→ **WORK TO BE COMPLETED**: Pick out every line with the word "культуре" and copy it.

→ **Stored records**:

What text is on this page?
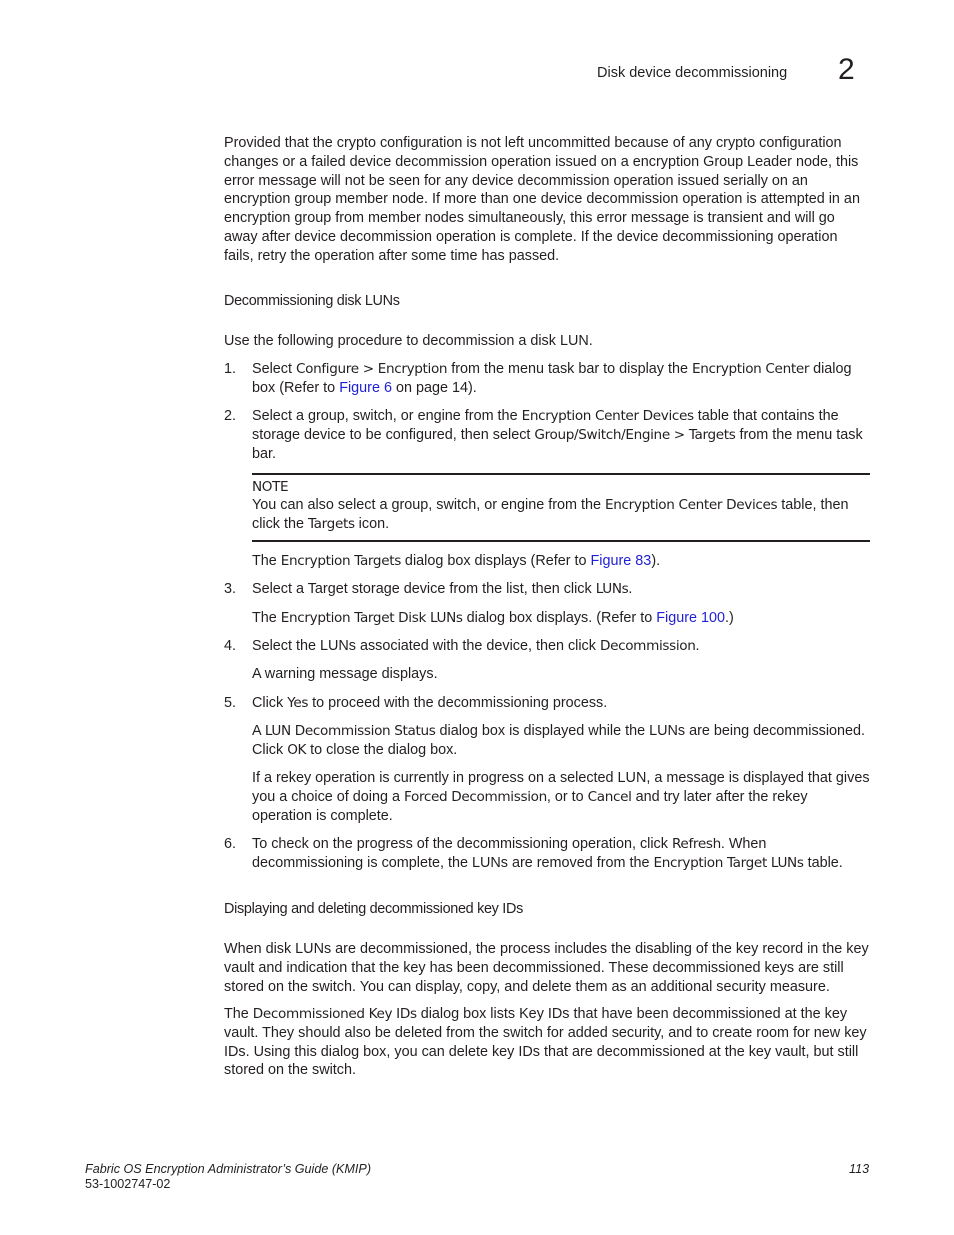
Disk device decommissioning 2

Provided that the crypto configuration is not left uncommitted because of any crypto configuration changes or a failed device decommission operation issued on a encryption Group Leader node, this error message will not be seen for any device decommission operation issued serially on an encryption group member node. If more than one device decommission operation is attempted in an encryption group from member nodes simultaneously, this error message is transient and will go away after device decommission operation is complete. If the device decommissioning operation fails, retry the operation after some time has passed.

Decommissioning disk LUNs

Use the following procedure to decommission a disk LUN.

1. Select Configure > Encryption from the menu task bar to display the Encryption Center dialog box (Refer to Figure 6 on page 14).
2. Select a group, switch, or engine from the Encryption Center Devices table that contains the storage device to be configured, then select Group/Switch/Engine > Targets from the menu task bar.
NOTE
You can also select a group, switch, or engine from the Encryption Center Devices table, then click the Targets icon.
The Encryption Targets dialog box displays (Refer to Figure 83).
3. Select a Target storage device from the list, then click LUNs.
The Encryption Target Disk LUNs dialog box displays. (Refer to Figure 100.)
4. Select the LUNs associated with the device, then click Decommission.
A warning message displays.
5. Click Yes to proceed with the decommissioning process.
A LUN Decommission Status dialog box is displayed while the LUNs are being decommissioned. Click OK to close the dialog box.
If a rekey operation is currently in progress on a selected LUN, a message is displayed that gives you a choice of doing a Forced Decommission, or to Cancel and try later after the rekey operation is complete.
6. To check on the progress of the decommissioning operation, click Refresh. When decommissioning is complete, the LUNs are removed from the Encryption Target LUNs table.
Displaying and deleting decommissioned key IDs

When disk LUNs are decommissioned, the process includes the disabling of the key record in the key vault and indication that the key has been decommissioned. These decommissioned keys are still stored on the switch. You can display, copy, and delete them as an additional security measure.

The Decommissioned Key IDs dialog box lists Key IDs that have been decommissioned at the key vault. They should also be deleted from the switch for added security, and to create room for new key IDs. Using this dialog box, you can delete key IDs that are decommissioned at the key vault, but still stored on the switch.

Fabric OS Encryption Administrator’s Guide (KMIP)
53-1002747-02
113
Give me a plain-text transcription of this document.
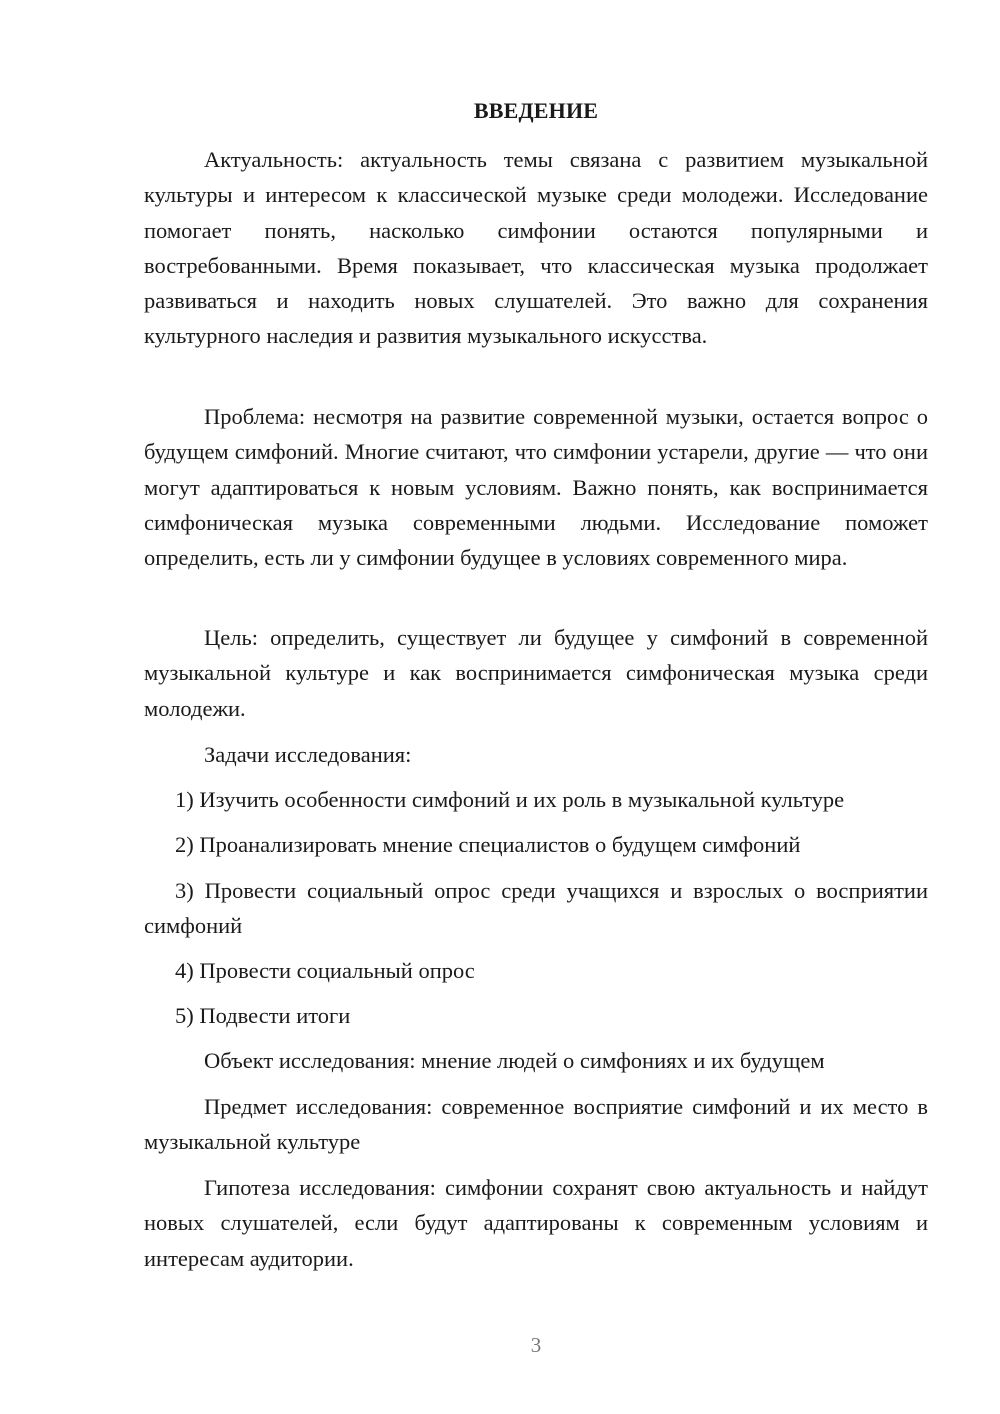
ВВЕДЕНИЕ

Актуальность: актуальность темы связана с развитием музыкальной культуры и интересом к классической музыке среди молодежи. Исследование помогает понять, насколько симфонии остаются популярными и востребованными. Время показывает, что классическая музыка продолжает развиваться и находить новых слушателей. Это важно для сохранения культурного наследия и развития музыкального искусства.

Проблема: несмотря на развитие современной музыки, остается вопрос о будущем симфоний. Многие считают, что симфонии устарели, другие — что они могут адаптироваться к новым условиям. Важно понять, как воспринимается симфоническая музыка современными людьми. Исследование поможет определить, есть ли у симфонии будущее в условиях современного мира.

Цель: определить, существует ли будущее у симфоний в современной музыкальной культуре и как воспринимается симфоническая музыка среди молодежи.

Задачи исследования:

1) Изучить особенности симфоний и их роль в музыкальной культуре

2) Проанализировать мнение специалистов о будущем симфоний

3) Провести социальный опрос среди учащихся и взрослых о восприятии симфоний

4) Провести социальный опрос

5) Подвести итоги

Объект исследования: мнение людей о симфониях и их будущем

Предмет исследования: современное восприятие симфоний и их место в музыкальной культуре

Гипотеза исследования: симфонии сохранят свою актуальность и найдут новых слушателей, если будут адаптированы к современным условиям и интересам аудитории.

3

---

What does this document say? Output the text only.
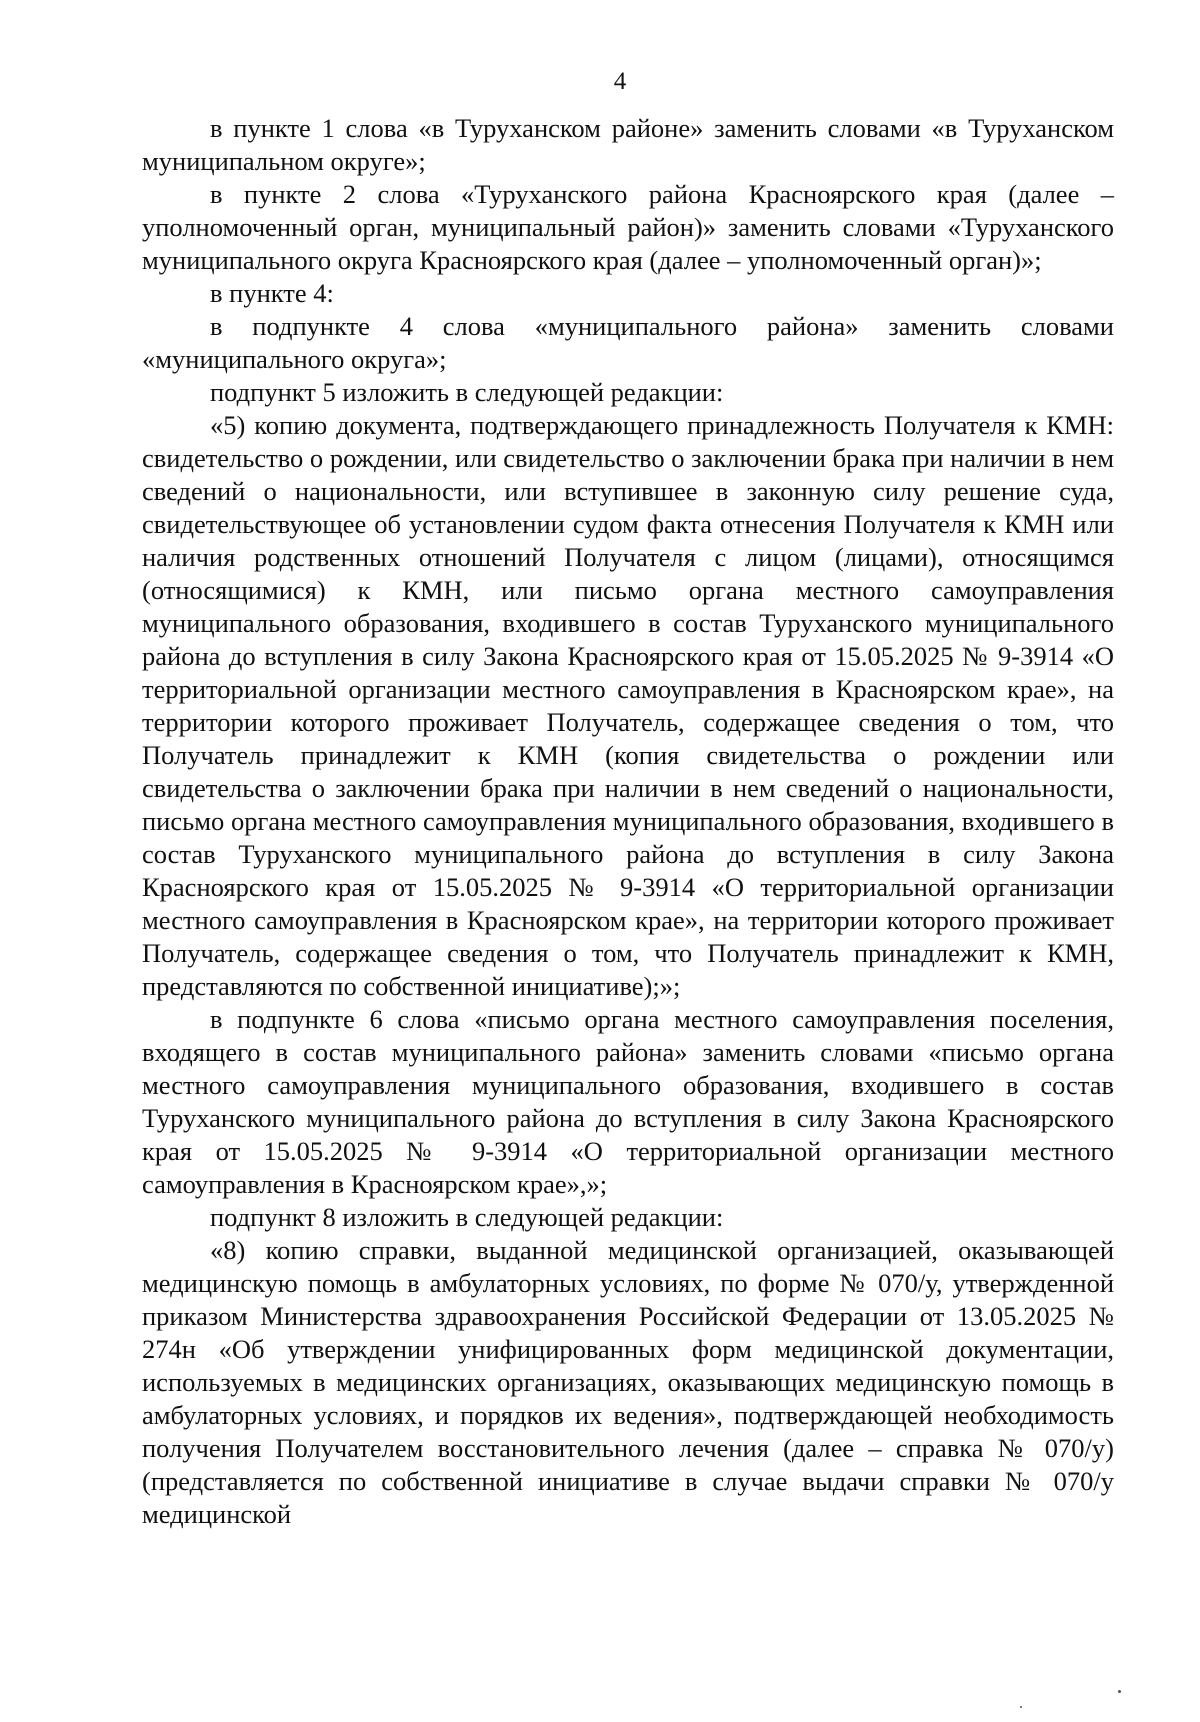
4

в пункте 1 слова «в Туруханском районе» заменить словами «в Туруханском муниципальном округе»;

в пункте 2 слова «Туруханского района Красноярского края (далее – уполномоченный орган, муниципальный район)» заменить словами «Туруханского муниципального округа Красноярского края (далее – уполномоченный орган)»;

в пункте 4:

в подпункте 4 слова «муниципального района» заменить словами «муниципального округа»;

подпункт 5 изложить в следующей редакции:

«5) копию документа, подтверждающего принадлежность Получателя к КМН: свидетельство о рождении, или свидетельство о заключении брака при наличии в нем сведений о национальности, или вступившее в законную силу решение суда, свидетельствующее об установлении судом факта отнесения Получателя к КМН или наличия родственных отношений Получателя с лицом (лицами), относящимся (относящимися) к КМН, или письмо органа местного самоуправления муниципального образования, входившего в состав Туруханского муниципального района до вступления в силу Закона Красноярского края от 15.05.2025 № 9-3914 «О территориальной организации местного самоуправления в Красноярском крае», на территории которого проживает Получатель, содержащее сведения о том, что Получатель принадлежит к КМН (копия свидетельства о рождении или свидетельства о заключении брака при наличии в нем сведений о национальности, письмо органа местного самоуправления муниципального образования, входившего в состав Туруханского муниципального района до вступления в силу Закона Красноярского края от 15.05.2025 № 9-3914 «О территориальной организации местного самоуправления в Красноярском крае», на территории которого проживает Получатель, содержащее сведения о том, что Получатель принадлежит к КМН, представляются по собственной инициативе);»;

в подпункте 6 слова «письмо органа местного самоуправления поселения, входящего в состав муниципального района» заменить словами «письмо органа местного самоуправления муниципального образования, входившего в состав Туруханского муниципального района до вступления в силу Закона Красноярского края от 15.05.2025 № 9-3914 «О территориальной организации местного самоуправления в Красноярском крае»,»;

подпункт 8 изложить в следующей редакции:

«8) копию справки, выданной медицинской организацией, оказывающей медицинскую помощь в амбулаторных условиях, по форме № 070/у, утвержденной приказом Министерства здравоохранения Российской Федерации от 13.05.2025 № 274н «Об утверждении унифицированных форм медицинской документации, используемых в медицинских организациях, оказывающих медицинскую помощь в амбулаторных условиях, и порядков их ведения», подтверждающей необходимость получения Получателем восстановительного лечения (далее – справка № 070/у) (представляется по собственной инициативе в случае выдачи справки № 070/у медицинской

→ **EXERCISE RESULT**:
Цель: определить, существует ли будущее у симфоний в современной музыкальной культуре и как воспринимается симфоническая музыка среди молодежи.
1) Изучить особенности симфоний и их роль в музыкальной культуре
Предмет исследования: современное восприятие симфоний и их место в музыкальной культуре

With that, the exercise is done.